PROBLEM TO WORK ON: For the data that follows, report how many lines contain the word "time", and nothing else.

#####

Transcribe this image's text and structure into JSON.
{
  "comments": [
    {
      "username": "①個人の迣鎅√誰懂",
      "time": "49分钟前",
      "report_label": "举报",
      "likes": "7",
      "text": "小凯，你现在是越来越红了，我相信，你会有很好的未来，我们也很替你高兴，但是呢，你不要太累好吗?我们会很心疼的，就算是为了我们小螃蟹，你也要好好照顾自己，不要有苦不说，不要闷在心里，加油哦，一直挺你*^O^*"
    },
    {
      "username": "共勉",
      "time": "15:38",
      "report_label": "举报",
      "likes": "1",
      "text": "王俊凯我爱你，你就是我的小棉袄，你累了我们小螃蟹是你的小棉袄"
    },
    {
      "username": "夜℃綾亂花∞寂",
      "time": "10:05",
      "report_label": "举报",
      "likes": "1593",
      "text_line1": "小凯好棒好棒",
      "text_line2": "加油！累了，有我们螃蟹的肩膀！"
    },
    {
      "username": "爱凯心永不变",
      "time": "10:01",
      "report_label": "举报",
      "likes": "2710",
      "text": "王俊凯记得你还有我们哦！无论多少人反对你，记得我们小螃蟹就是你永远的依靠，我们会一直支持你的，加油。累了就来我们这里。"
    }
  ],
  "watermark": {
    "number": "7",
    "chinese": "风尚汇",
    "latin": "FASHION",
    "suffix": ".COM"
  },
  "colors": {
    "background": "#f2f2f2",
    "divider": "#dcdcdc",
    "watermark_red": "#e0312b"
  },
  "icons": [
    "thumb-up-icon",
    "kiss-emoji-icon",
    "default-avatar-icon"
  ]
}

#####

SOLUTION TO THE EXERCISE: 4